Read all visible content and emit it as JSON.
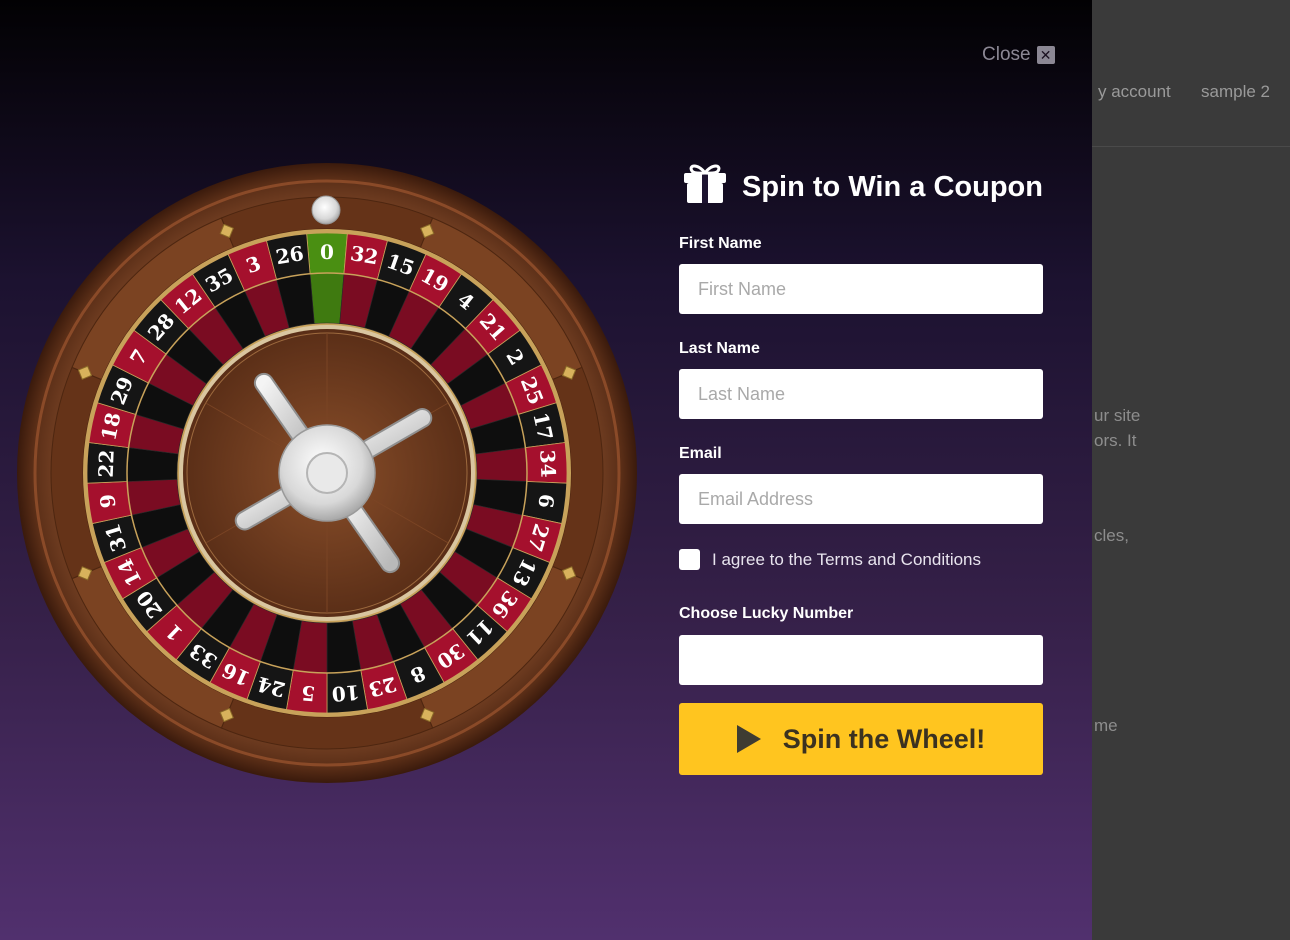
{
  "background_page": {
    "nav_items": [
      "y account",
      "sample 2"
    ],
    "text_fragments": [
      "ur site",
      "ors. It",
      "cles,",
      "me"
    ]
  },
  "popup": {
    "close_label": "Close",
    "close_icon": "close-x-icon",
    "title": "Spin to Win a Coupon",
    "title_icon": "gift-icon",
    "fields": {
      "first_name": {
        "label": "First Name",
        "placeholder": "First Name",
        "value": ""
      },
      "last_name": {
        "label": "Last Name",
        "placeholder": "Last Name",
        "value": ""
      },
      "email": {
        "label": "Email",
        "placeholder": "Email Address",
        "value": ""
      },
      "lucky_number": {
        "label": "Choose Lucky Number",
        "placeholder": "",
        "value": ""
      }
    },
    "terms": {
      "label": "I agree to the Terms and Conditions",
      "checked": false
    },
    "spin_button": {
      "label": "Spin the Wheel!",
      "icon": "play-icon"
    }
  },
  "wheel": {
    "numbers": [
      "0",
      "32",
      "15",
      "19",
      "4",
      "21",
      "2",
      "25",
      "17",
      "34",
      "6",
      "27",
      "13",
      "36",
      "11",
      "30",
      "8",
      "23",
      "10",
      "5",
      "24",
      "16",
      "33",
      "1",
      "20",
      "14",
      "31",
      "9",
      "22",
      "18",
      "29",
      "7",
      "28",
      "12",
      "35",
      "3",
      "26"
    ],
    "colors": {
      "green": "#4a8f12",
      "red": "#a5102d",
      "black": "#151515",
      "wood": "#6b3a1e"
    }
  }
}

########################################

TASK GOAL:
Output a faithful copy of the data, with each picture left out.

RESULT:
Read all visible content and emit it as JSON.
{
  "background_page": {
    "nav_items": [
      "y account",
      "sample 2"
    ],
    "text_fragments": [
      "ur site",
      "ors. It",
      "cles,",
      "me"
    ]
  },
  "popup": {
    "close_label": "Close",
    "close_icon": "close-x-icon",
    "title": "Spin to Win a Coupon",
    "title_icon": "gift-icon",
    "fields": {
      "first_name": {
        "label": "First Name",
        "placeholder": "First Name",
        "value": ""
      },
      "last_name": {
        "label": "Last Name",
        "placeholder": "Last Name",
        "value": ""
      },
      "email": {
        "label": "Email",
        "placeholder": "Email Address",
        "value": ""
      },
      "lucky_number": {
        "label": "Choose Lucky Number",
        "placeholder": "",
        "value": ""
      }
    },
    "terms": {
      "label": "I agree to the Terms and Conditions",
      "checked": false
    },
    "spin_button": {
      "label": "Spin the Wheel!",
      "icon": "play-icon"
    }
  },
  "wheel": {
    "numbers": [
      "0",
      "32",
      "15",
      "19",
      "4",
      "21",
      "2",
      "25",
      "17",
      "34",
      "6",
      "27",
      "13",
      "36",
      "11",
      "30",
      "8",
      "23",
      "10",
      "5",
      "24",
      "16",
      "33",
      "1",
      "20",
      "14",
      "31",
      "9",
      "22",
      "18",
      "29",
      "7",
      "28",
      "12",
      "35",
      "3",
      "26"
    ],
    "colors": {
      "green": "#4a8f12",
      "red": "#a5102d",
      "black": "#151515",
      "wood": "#6b3a1e"
    }
  }
}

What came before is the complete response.